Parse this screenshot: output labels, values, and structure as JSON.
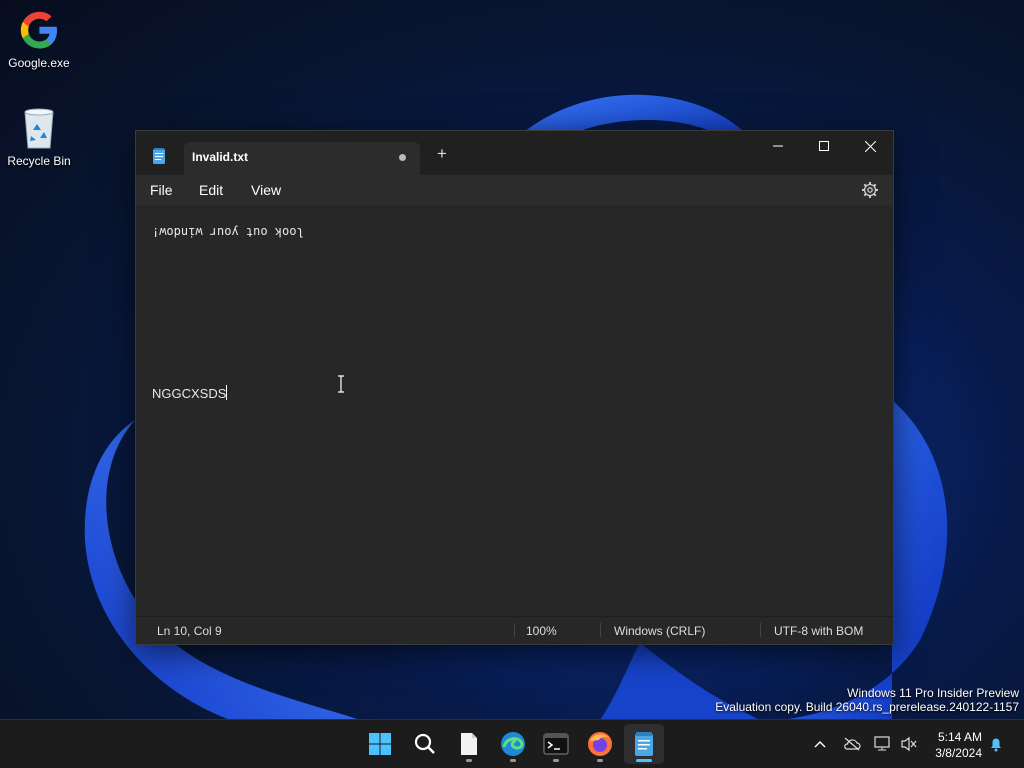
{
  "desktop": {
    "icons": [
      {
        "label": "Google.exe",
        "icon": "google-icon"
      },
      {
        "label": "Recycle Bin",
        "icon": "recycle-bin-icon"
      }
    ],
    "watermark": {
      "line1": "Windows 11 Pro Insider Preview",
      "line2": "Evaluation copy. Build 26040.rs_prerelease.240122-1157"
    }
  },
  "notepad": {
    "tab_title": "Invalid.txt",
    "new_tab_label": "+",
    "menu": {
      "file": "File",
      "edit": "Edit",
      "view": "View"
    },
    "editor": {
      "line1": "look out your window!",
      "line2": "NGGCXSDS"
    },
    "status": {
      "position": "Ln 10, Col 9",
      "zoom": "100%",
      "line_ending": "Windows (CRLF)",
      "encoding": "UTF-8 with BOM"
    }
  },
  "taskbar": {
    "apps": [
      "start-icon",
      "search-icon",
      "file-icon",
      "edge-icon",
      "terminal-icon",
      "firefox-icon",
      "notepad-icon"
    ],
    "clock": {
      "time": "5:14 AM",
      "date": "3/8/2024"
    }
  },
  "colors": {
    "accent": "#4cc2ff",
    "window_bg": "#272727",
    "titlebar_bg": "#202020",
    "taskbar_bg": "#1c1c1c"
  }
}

--------------------------------

(Problem): Print the listing above in full, exactly as written. Omit any pictures.

(Task result):
Parse this screenshot: output labels, values, and structure as JSON.
{
  "desktop": {
    "icons": [
      {
        "label": "Google.exe",
        "icon": "google-icon"
      },
      {
        "label": "Recycle Bin",
        "icon": "recycle-bin-icon"
      }
    ],
    "watermark": {
      "line1": "Windows 11 Pro Insider Preview",
      "line2": "Evaluation copy. Build 26040.rs_prerelease.240122-1157"
    }
  },
  "notepad": {
    "tab_title": "Invalid.txt",
    "new_tab_label": "+",
    "menu": {
      "file": "File",
      "edit": "Edit",
      "view": "View"
    },
    "editor": {
      "line1": "look out your window!",
      "line2": "NGGCXSDS"
    },
    "status": {
      "position": "Ln 10, Col 9",
      "zoom": "100%",
      "line_ending": "Windows (CRLF)",
      "encoding": "UTF-8 with BOM"
    }
  },
  "taskbar": {
    "apps": [
      "start-icon",
      "search-icon",
      "file-icon",
      "edge-icon",
      "terminal-icon",
      "firefox-icon",
      "notepad-icon"
    ],
    "clock": {
      "time": "5:14 AM",
      "date": "3/8/2024"
    }
  },
  "colors": {
    "accent": "#4cc2ff",
    "window_bg": "#272727",
    "titlebar_bg": "#202020",
    "taskbar_bg": "#1c1c1c"
  }
}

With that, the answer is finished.